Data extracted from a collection

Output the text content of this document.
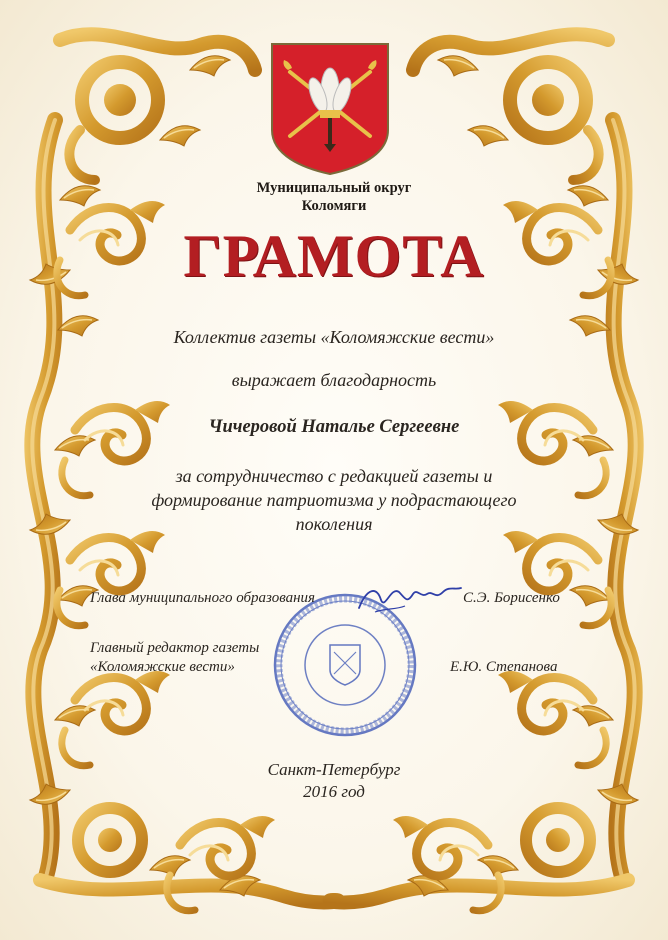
Муниципальный округ
Коломяги
ГРАМОТА
Коллектив газеты «Коломяжские вести»
выражает благодарность
Чичеровой Наталье Сергеевне
за сотрудничество с редакцией газеты и
формирование патриотизма у подрастающего
поколения
Глава муниципального образования	С.Э. Борисенко
Главный редактор газеты
«Коломяжские вести»	Е.Ю. Степанова
Санкт-Петербург
2016 год
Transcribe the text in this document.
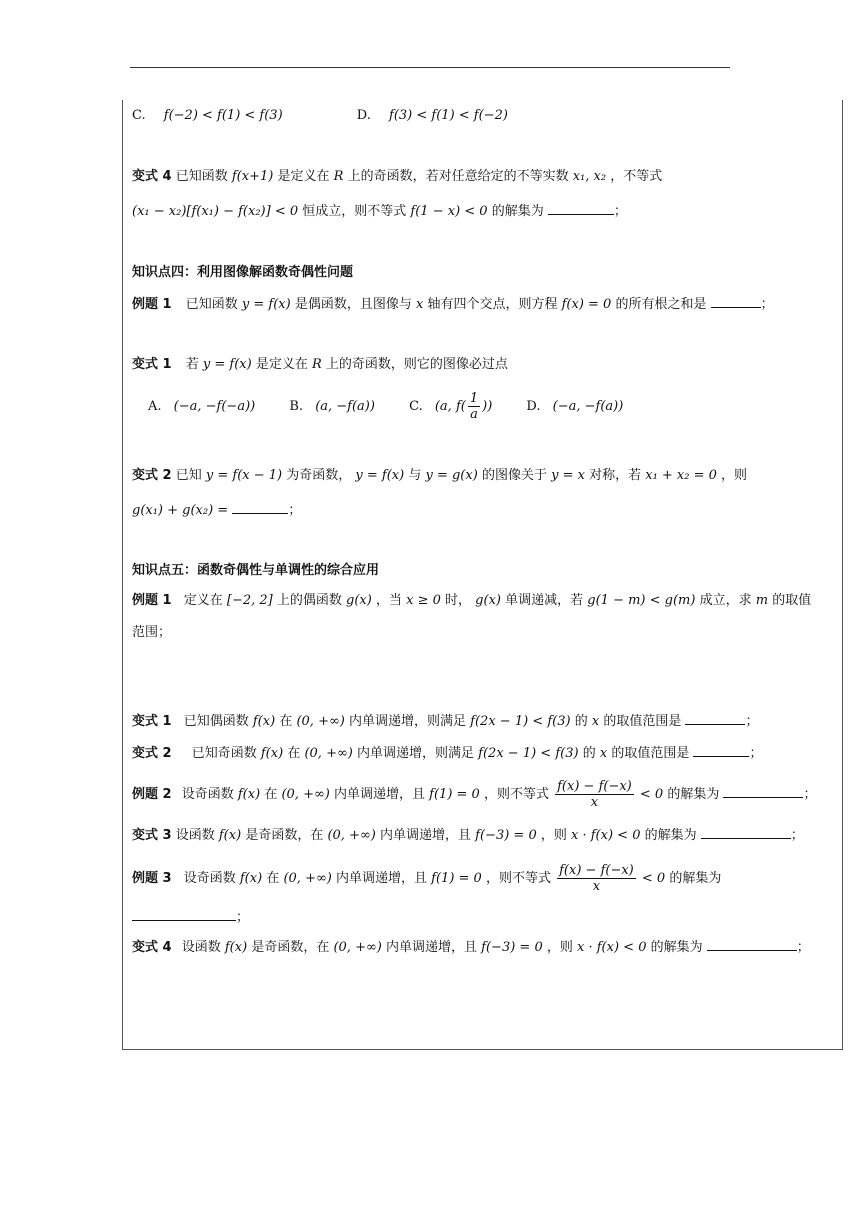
C. f(−2) < f(1) < f(3)	D. f(3) < f(1) < f(−2)
变式 4 已知函数 f(x+1) 是定义在 R 上的奇函数，若对任意给定的不等实数 x₁, x₂ ，不等式
(x₁ − x₂)[f(x₁) − f(x₂)] < 0 恒成立，则不等式 f(1 − x) < 0 的解集为	；
知识点四：利用图像解函数奇偶性问题
例题 1 已知函数 y = f(x) 是偶函数，且图像与 x 轴有四个交点，则方程 f(x) = 0 的所有根之和是	；
变式 1 若 y = f(x) 是定义在 R 上的奇函数，则它的图像必过点
A. (−a, −f(−a))	B. (a, −f(a))	C. (a, $f( \frac{1}{a}$ ))	D. (−a, −f(a))
变式 2 已知 y = f(x − 1) 为奇函数， y = f(x) 与 y = g(x) 的图像关于 y = x 对称，若 x₁ + x₂ = 0 ，则
g(x₁) + g(x₂) =	；
知识点五：函数奇偶性与单调性的综合应用
例题 1 定义在 [−2, 2] 上的偶函数 g(x) ，当 x ≥ 0 时， g(x) 单调递减，若 g(1 − m) < g(m) 成立，求 m 的取值
范围；
变式 1 已知偶函数 f(x) 在 (0, +∞) 内单调递增，则满足 f(2x − 1) < f(3) 的 x 的取值范围是	；
变式 2 已知奇函数 f(x) 在 (0, +∞) 内单调递增，则满足 f(2x − 1) < f(3) 的 x 的取值范围是	；
例题 2 设奇函数 f(x) 在 (0, +∞) 内单调递增，且 f(1) = 0 ，则不等式 $\frac{f(x) - f(-x)}{x} < 0$ 的解集为	；
变式 3 设函数 f(x) 是奇函数，在 (0, +∞) 内单调递增，且 f(−3) = 0 ，则 x · f(x) < 0 的解集为	；
例题 3 设奇函数 f(x) 在 (0, +∞) 内单调递增，且 f(1) = 0 ，则不等式 $\frac{f(x) - f(-x)}{x} < 0$ 的解集为
；
变式 4 设函数 f(x) 是奇函数，在 (0, +∞) 内单调递增，且 f(−3) = 0 ，则 x · f(x) < 0 的解集为	；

What the task asks >> Repeat the material above in full and exactly, omitting the pictures.

Answer to this task >>
Output the text content of this document.
Муниципальный округ
Коломяги
ГРАМОТА
Коллектив газеты «Коломяжские вести»
выражает благодарность
Чичеровой Наталье Сергеевне
за сотрудничество с редакцией газеты и
формирование патриотизма у подрастающего
поколения
Глава муниципального образования	С.Э. Борисенко
Главный редактор газеты
«Коломяжские вести»	Е.Ю. Степанова
Санкт-Петербург
2016 год
Transcribe the text in this document.
C. f(−2) < f(1) < f(3)	D. f(3) < f(1) < f(−2)
变式 4 已知函数 f(x+1) 是定义在 R 上的奇函数，若对任意给定的不等实数 x₁, x₂ ，不等式
(x₁ − x₂)[f(x₁) − f(x₂)] < 0 恒成立，则不等式 f(1 − x) < 0 的解集为	；
知识点四：利用图像解函数奇偶性问题
例题 1 已知函数 y = f(x) 是偶函数，且图像与 x 轴有四个交点，则方程 f(x) = 0 的所有根之和是	；
变式 1 若 y = f(x) 是定义在 R 上的奇函数，则它的图像必过点
A. (−a, −f(−a))	B. (a, −f(a))	C. (a, $f( \frac{1}{a}$ ))	D. (−a, −f(a))
变式 2 已知 y = f(x − 1) 为奇函数， y = f(x) 与 y = g(x) 的图像关于 y = x 对称，若 x₁ + x₂ = 0 ，则
g(x₁) + g(x₂) =	；
知识点五：函数奇偶性与单调性的综合应用
例题 1 定义在 [−2, 2] 上的偶函数 g(x) ，当 x ≥ 0 时， g(x) 单调递减，若 g(1 − m) < g(m) 成立，求 m 的取值
范围；
变式 1 已知偶函数 f(x) 在 (0, +∞) 内单调递增，则满足 f(2x − 1) < f(3) 的 x 的取值范围是	；
变式 2 已知奇函数 f(x) 在 (0, +∞) 内单调递增，则满足 f(2x − 1) < f(3) 的 x 的取值范围是	；
例题 2 设奇函数 f(x) 在 (0, +∞) 内单调递增，且 f(1) = 0 ，则不等式 $\frac{f(x) - f(-x)}{x} < 0$ 的解集为	；
变式 3 设函数 f(x) 是奇函数，在 (0, +∞) 内单调递增，且 f(−3) = 0 ，则 x · f(x) < 0 的解集为	；
例题 3 设奇函数 f(x) 在 (0, +∞) 内单调递增，且 f(1) = 0 ，则不等式 $\frac{f(x) - f(-x)}{x} < 0$ 的解集为
；
变式 4 设函数 f(x) 是奇函数，在 (0, +∞) 内单调递增，且 f(−3) = 0 ，则 x · f(x) < 0 的解集为	；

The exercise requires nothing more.